• **読解用の抜粋**
______

具体的な対処としては、「現管理職向けの教育を行っている」(22.4%)が最も高く2割強となっています。以降は「管理職候補の育成を実施している」(21.6%)、「社内的な待遇や給与を見直している」(20.7%)、「人事評価制度を見直している」(19.4%)が僅差の約2割で続いています。

現在の管理職に向けた教育や管理職候補の育成、管理職の待遇や評価の見直しなどで課題に対処している企業が多いことがわかりました。

管理職全般の課題に対する対処策

管理職全般について、課題を感じている人事担当者に、自社で行っている対処策を聞いたところ、現在の管理職人材に対する給与・待遇の改善、評価体系の見直しに注力しているケースが多いようです。教育研修については、若手人材の育成に注力する声が多くありました。

また、採用については、管理職の採用基準の引き下げ、引き抜きも含めた中間管理職の才能探し、リーダークラスの正社員採用など、さまざまな角度から取り組む声がありました。

さらに外部の専門家の活用やDX化などで課題解決を図っているケースもあるようです。

人事担当者の声

・給与や福利厚生の改善(男性・56歳/東京都)

・eラーニングや階層別研修を実施(男性・58歳/埼玉県)

・現管理職の昇進教育に注力し、管理職の採用も高額待遇で強化(男性・43歳/神奈川県)

・評価体系の見直し(男性・53歳/栃木県)

・現役マネージャーと候補者の定期的な面談と動機付けを実施(男性・52歳/東京都)

・外部のコンサルタントを入れて相談している(男性・37歳/京都府)

・RPA(Robotic Process Automationの略。業務の自動化)の導入で業務負担を軽減(男性・42歳/茨城県)

______

• **課題の要件 A**
データセット抜粋のエントリすべてを、「screenshot」を「image」に置き換え、ほかは変えずに書き直してください。画像は解答に含めないでください。

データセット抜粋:
______

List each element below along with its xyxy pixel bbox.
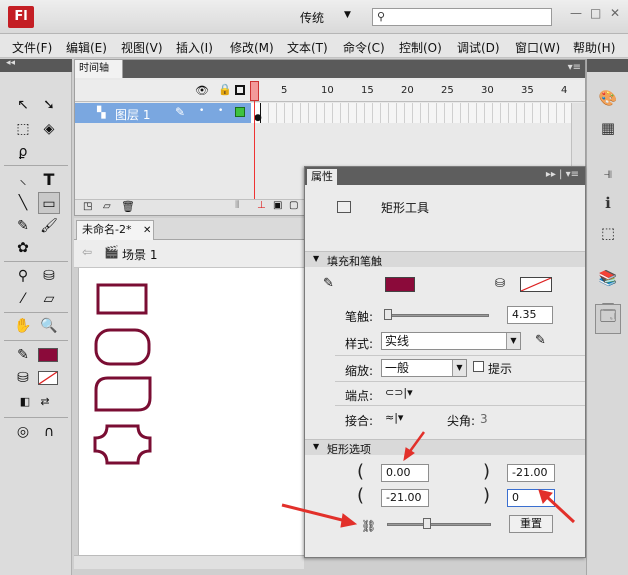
flash-application-window: Fl 传统 ▼ ⚲ — □ ✕ 文件(F) 编辑(E) 视图(V) 插入(I) … — [0, 0, 628, 575]
annotation-arrows-layer — [281, 431, 576, 528]
red-arrow-annotation — [538, 489, 576, 524]
red-arrow-annotation — [403, 431, 426, 462]
red-arrow-annotation — [281, 503, 358, 528]
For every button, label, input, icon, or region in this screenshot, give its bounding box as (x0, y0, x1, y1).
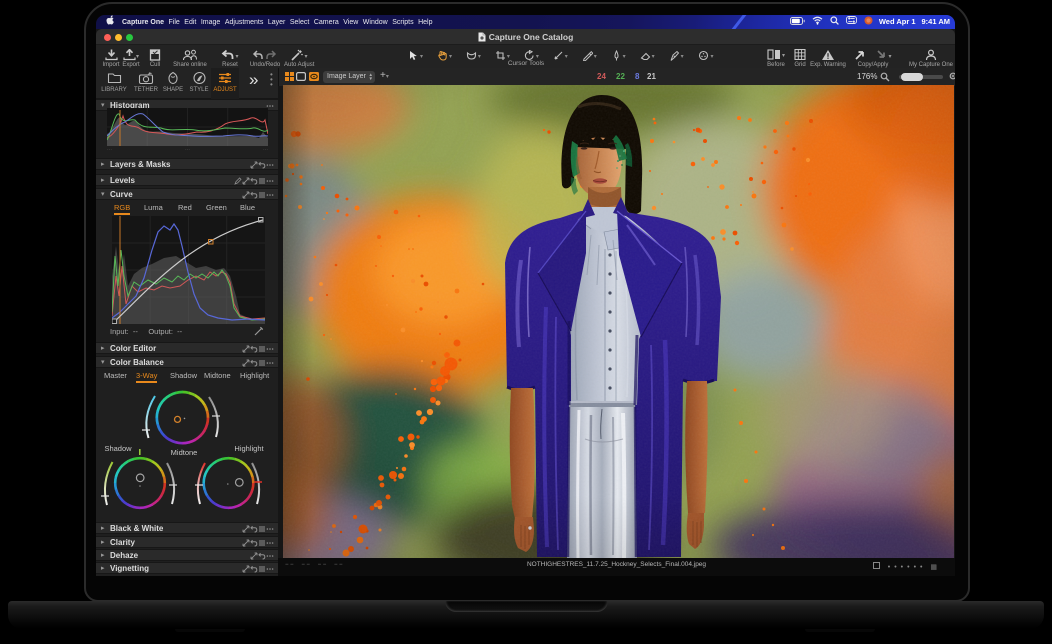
svg-text:Midtone: Midtone (171, 448, 198, 457)
svg-text:Shadow: Shadow (104, 444, 132, 453)
svg-text:Highlight: Highlight (234, 444, 264, 453)
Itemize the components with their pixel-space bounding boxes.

______

• **課題の要件 B**
管理職の課題への対処を扱った抜粋で、最も割合の高かった具体的な対処は何で、その割合は何%ですか。

• **解答 A**
List each element below along with its xyxy pixel bbox.
flash-application-window: Fl 传统 ▼ ⚲ — □ ✕ 文件(F) 编辑(E) 视图(V) 插入(I) … — [0, 0, 628, 575]
annotation-arrows-layer — [281, 431, 576, 528]
red-arrow-annotation — [538, 489, 576, 524]
red-arrow-annotation — [403, 431, 426, 462]
red-arrow-annotation — [281, 503, 358, 528]
For every button, label, input, icon, or region in this image, give its bounding box as (x0, y0, x1, y1).
svg-text:Midtone: Midtone (171, 448, 198, 457)
svg-text:Shadow: Shadow (104, 444, 132, 453)
svg-text:Highlight: Highlight (234, 444, 264, 453)
Itemize the components with their pixel-space bounding boxes.

• **解答 B**
「現管理職向けの教育を行っている」で、22.4%です。